What to produce: Quote every line as written. Omit pictures.

__________________________________________________

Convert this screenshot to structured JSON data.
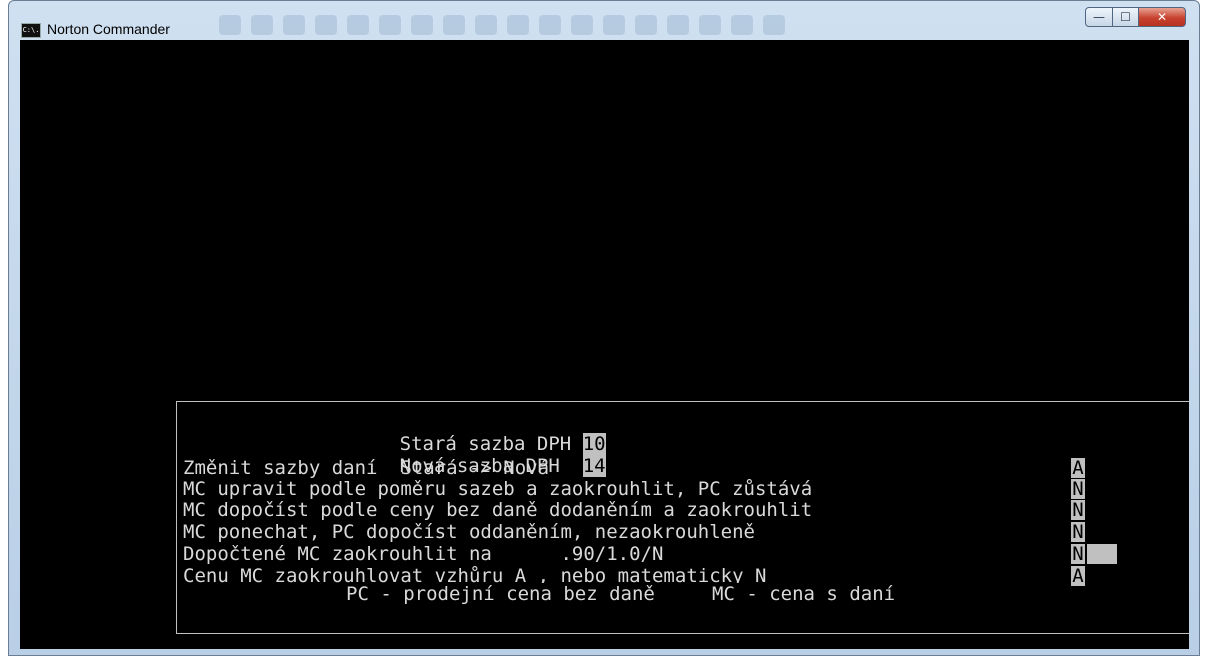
{
  "window": {
    "title": "Norton Commander",
    "icon_text": "C:\\.",
    "controls": {
      "minimize": "—",
      "maximize": "☐",
      "close": "✕"
    }
  },
  "dialog": {
    "old_rate_label": "Stará sazba DPH",
    "old_rate_value": "10",
    "new_rate_label": "Nová sazba DPH",
    "new_rate_value": "14",
    "options": [
      {
        "label": "Změnit sazby daní  Stará -> Nová",
        "value": "A"
      },
      {
        "label": "MC upravit podle poměru sazeb a zaokrouhlit, PC zůstává",
        "value": "N"
      },
      {
        "label": "MC dopočíst podle ceny bez daně dodaněním a zaokrouhlit",
        "value": "N"
      },
      {
        "label": "MC ponechat, PC dopočíst oddaněním, nezaokrouhleně",
        "value": "N"
      },
      {
        "label": "Dopočtené MC zaokrouhlit na      .90/1.0/N",
        "value": "N"
      },
      {
        "label": "Cenu MC zaokrouhlovat vzhůru A , nebo matematicky N",
        "value": "A"
      }
    ],
    "footer": "PC - prodejní cena bez daně     MC - cena s daní"
  },
  "colors": {
    "console_bg": "#000000",
    "console_fg": "#d9d9d9",
    "highlight_bg": "#c0c0c0",
    "highlight_fg": "#000000"
  }
}
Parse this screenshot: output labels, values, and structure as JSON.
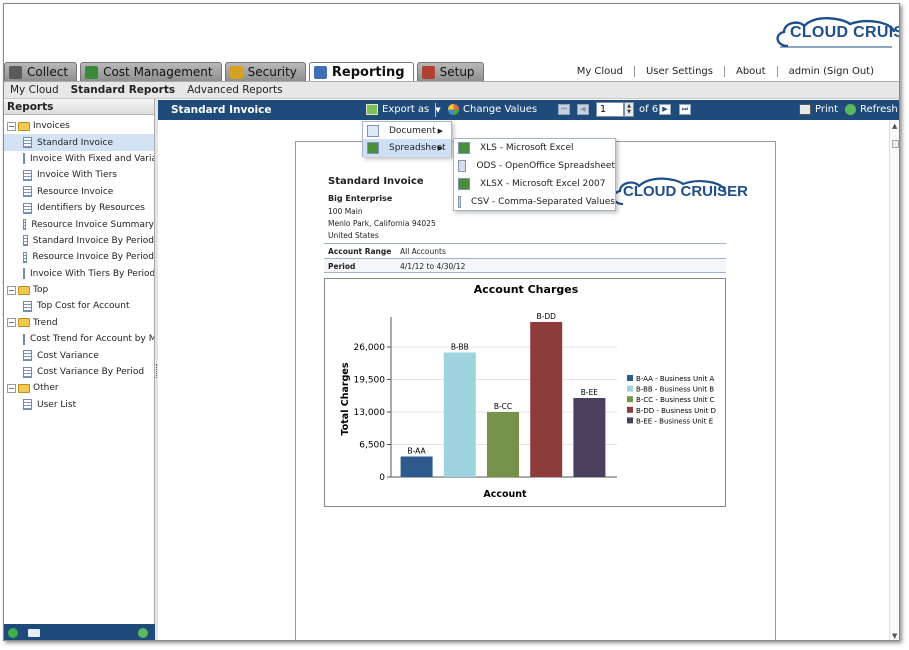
{
  "logo": {
    "text": "CLOUD CRUISER"
  },
  "tabs": [
    {
      "label": "Collect",
      "icon": "funnel-icon",
      "color": "#5a5a5a"
    },
    {
      "label": "Cost Management",
      "icon": "money-icon",
      "color": "#3a8a3a"
    },
    {
      "label": "Security",
      "icon": "lock-icon",
      "color": "#d6a020"
    },
    {
      "label": "Reporting",
      "icon": "report-icon",
      "color": "#3f6fb5",
      "active": true
    },
    {
      "label": "Setup",
      "icon": "tools-icon",
      "color": "#b04030"
    }
  ],
  "toplinks": [
    "My Cloud",
    "User Settings",
    "About",
    "admin (Sign Out)"
  ],
  "subnav": [
    "My Cloud",
    "Standard Reports",
    "Advanced Reports"
  ],
  "left_panel": {
    "title": "Reports",
    "tree": [
      {
        "type": "folder",
        "label": "Invoices"
      },
      {
        "type": "leaf",
        "label": "Standard Invoice",
        "selected": true
      },
      {
        "type": "leaf",
        "label": "Invoice With Fixed and Variable"
      },
      {
        "type": "leaf",
        "label": "Invoice With Tiers"
      },
      {
        "type": "leaf",
        "label": "Resource Invoice"
      },
      {
        "type": "leaf",
        "label": "Identifiers by Resources"
      },
      {
        "type": "leaf",
        "label": "Resource Invoice Summary"
      },
      {
        "type": "leaf",
        "label": "Standard Invoice By Period"
      },
      {
        "type": "leaf",
        "label": "Resource Invoice By Period"
      },
      {
        "type": "leaf",
        "label": "Invoice With Tiers By Period"
      },
      {
        "type": "folder",
        "label": "Top"
      },
      {
        "type": "leaf",
        "label": "Top Cost for Account"
      },
      {
        "type": "folder",
        "label": "Trend"
      },
      {
        "type": "leaf",
        "label": "Cost Trend for Account by Mont"
      },
      {
        "type": "leaf",
        "label": "Cost Variance"
      },
      {
        "type": "leaf",
        "label": "Cost Variance By Period"
      },
      {
        "type": "folder",
        "label": "Other"
      },
      {
        "type": "leaf",
        "label": "User List"
      }
    ]
  },
  "toolbar": {
    "title": "Standard Invoice",
    "export_label": "Export as",
    "change_values_label": "Change Values",
    "page_value": "1",
    "page_of": "of 6",
    "print_label": "Print",
    "refresh_label": "Refresh"
  },
  "export_menu": {
    "items": [
      {
        "label": "Document",
        "icon": "document-icon"
      },
      {
        "label": "Spreadsheet",
        "icon": "spreadsheet-icon"
      }
    ],
    "spreadsheet_items": [
      {
        "label": "XLS - Microsoft Excel",
        "icon": "excel-icon"
      },
      {
        "label": "ODS - OpenOffice Spreadsheet",
        "icon": "ods-icon"
      },
      {
        "label": "XLSX - Microsoft Excel 2007",
        "icon": "excel-icon"
      },
      {
        "label": "CSV - Comma-Separated Values",
        "icon": "csv-icon"
      }
    ]
  },
  "report": {
    "title": "Standard Invoice",
    "company": "Big Enterprise",
    "address": [
      "100 Main",
      "Menlo Park, California  94025",
      "United States"
    ],
    "logo_text": "CLOUD CRUISER",
    "rows": [
      {
        "key": "Account Range",
        "value": "All Accounts"
      },
      {
        "key": "Period",
        "value": "4/1/12 to 4/30/12"
      }
    ]
  },
  "chart_data": {
    "type": "bar",
    "title": "Account Charges",
    "xlabel": "Account",
    "ylabel": "Total Charges",
    "categories": [
      "B-AA",
      "B-BB",
      "B-CC",
      "B-DD",
      "B-EE"
    ],
    "values": [
      4100,
      24900,
      13000,
      31000,
      15800
    ],
    "colors": [
      "#2d5a8c",
      "#9fd3e0",
      "#76924a",
      "#8e3b3b",
      "#4a3f5c"
    ],
    "legend": [
      "B-AA - Business Unit A",
      "B-BB - Business Unit B",
      "B-CC - Business Unit C",
      "B-DD - Business Unit D",
      "B-EE - Business Unit E"
    ],
    "legend_position": "right",
    "yticks": [
      0,
      6500,
      13000,
      19500,
      26000
    ],
    "ytick_labels": [
      "0",
      "6,500",
      "13,000",
      "19,500",
      "26,000"
    ],
    "ylim": [
      0,
      32000
    ],
    "grid": true
  }
}
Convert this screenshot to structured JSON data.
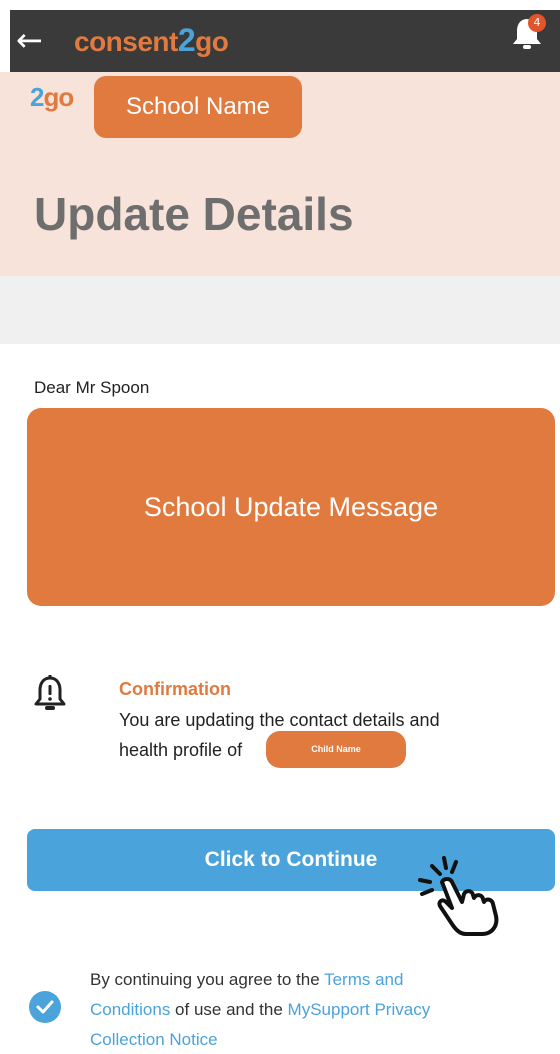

__________________________________________________

Exercise solution:
Convert this screenshot to structured JSON data.
{
  "window": {
    "title": "Norton Commander",
    "icon_text": "C:\\.",
    "controls": {
      "minimize": "—",
      "maximize": "☐",
      "close": "✕"
    }
  },
  "dialog": {
    "old_rate_label": "Stará sazba DPH",
    "old_rate_value": "10",
    "new_rate_label": "Nová sazba DPH",
    "new_rate_value": "14",
    "options": [
      {
        "label": "Změnit sazby daní  Stará -> Nová",
        "value": "A"
      },
      {
        "label": "MC upravit podle poměru sazeb a zaokrouhlit, PC zůstává",
        "value": "N"
      },
      {
        "label": "MC dopočíst podle ceny bez daně dodaněním a zaokrouhlit",
        "value": "N"
      },
      {
        "label": "MC ponechat, PC dopočíst oddaněním, nezaokrouhleně",
        "value": "N"
      },
      {
        "label": "Dopočtené MC zaokrouhlit na      .90/1.0/N",
        "value": "N"
      },
      {
        "label": "Cenu MC zaokrouhlovat vzhůru A , nebo matematicky N",
        "value": "A"
      }
    ],
    "footer": "PC - prodejní cena bez daně     MC - cena s daní"
  },
  "colors": {
    "console_bg": "#000000",
    "console_fg": "#d9d9d9",
    "highlight_bg": "#c0c0c0",
    "highlight_fg": "#000000"
  }
}
Parse this screenshot: output labels, values, and structure as JSON.
{
  "logo": {
    "text": "CLOUD CRUISER"
  },
  "tabs": [
    {
      "label": "Collect",
      "icon": "funnel-icon",
      "color": "#5a5a5a"
    },
    {
      "label": "Cost Management",
      "icon": "money-icon",
      "color": "#3a8a3a"
    },
    {
      "label": "Security",
      "icon": "lock-icon",
      "color": "#d6a020"
    },
    {
      "label": "Reporting",
      "icon": "report-icon",
      "color": "#3f6fb5",
      "active": true
    },
    {
      "label": "Setup",
      "icon": "tools-icon",
      "color": "#b04030"
    }
  ],
  "toplinks": [
    "My Cloud",
    "User Settings",
    "About",
    "admin (Sign Out)"
  ],
  "subnav": [
    "My Cloud",
    "Standard Reports",
    "Advanced Reports"
  ],
  "left_panel": {
    "title": "Reports",
    "tree": [
      {
        "type": "folder",
        "label": "Invoices"
      },
      {
        "type": "leaf",
        "label": "Standard Invoice",
        "selected": true
      },
      {
        "type": "leaf",
        "label": "Invoice With Fixed and Variable"
      },
      {
        "type": "leaf",
        "label": "Invoice With Tiers"
      },
      {
        "type": "leaf",
        "label": "Resource Invoice"
      },
      {
        "type": "leaf",
        "label": "Identifiers by Resources"
      },
      {
        "type": "leaf",
        "label": "Resource Invoice Summary"
      },
      {
        "type": "leaf",
        "label": "Standard Invoice By Period"
      },
      {
        "type": "leaf",
        "label": "Resource Invoice By Period"
      },
      {
        "type": "leaf",
        "label": "Invoice With Tiers By Period"
      },
      {
        "type": "folder",
        "label": "Top"
      },
      {
        "type": "leaf",
        "label": "Top Cost for Account"
      },
      {
        "type": "folder",
        "label": "Trend"
      },
      {
        "type": "leaf",
        "label": "Cost Trend for Account by Mont"
      },
      {
        "type": "leaf",
        "label": "Cost Variance"
      },
      {
        "type": "leaf",
        "label": "Cost Variance By Period"
      },
      {
        "type": "folder",
        "label": "Other"
      },
      {
        "type": "leaf",
        "label": "User List"
      }
    ]
  },
  "toolbar": {
    "title": "Standard Invoice",
    "export_label": "Export as",
    "change_values_label": "Change Values",
    "page_value": "1",
    "page_of": "of 6",
    "print_label": "Print",
    "refresh_label": "Refresh"
  },
  "export_menu": {
    "items": [
      {
        "label": "Document",
        "icon": "document-icon"
      },
      {
        "label": "Spreadsheet",
        "icon": "spreadsheet-icon"
      }
    ],
    "spreadsheet_items": [
      {
        "label": "XLS - Microsoft Excel",
        "icon": "excel-icon"
      },
      {
        "label": "ODS - OpenOffice Spreadsheet",
        "icon": "ods-icon"
      },
      {
        "label": "XLSX - Microsoft Excel 2007",
        "icon": "excel-icon"
      },
      {
        "label": "CSV - Comma-Separated Values",
        "icon": "csv-icon"
      }
    ]
  },
  "report": {
    "title": "Standard Invoice",
    "company": "Big Enterprise",
    "address": [
      "100 Main",
      "Menlo Park, California  94025",
      "United States"
    ],
    "logo_text": "CLOUD CRUISER",
    "rows": [
      {
        "key": "Account Range",
        "value": "All Accounts"
      },
      {
        "key": "Period",
        "value": "4/1/12 to 4/30/12"
      }
    ]
  },
  "chart_data": {
    "type": "bar",
    "title": "Account Charges",
    "xlabel": "Account",
    "ylabel": "Total Charges",
    "categories": [
      "B-AA",
      "B-BB",
      "B-CC",
      "B-DD",
      "B-EE"
    ],
    "values": [
      4100,
      24900,
      13000,
      31000,
      15800
    ],
    "colors": [
      "#2d5a8c",
      "#9fd3e0",
      "#76924a",
      "#8e3b3b",
      "#4a3f5c"
    ],
    "legend": [
      "B-AA - Business Unit A",
      "B-BB - Business Unit B",
      "B-CC - Business Unit C",
      "B-DD - Business Unit D",
      "B-EE - Business Unit E"
    ],
    "legend_position": "right",
    "yticks": [
      0,
      6500,
      13000,
      19500,
      26000
    ],
    "ytick_labels": [
      "0",
      "6,500",
      "13,000",
      "19,500",
      "26,000"
    ],
    "ylim": [
      0,
      32000
    ],
    "grid": true
  }
}
Convert this screenshot to structured JSON data.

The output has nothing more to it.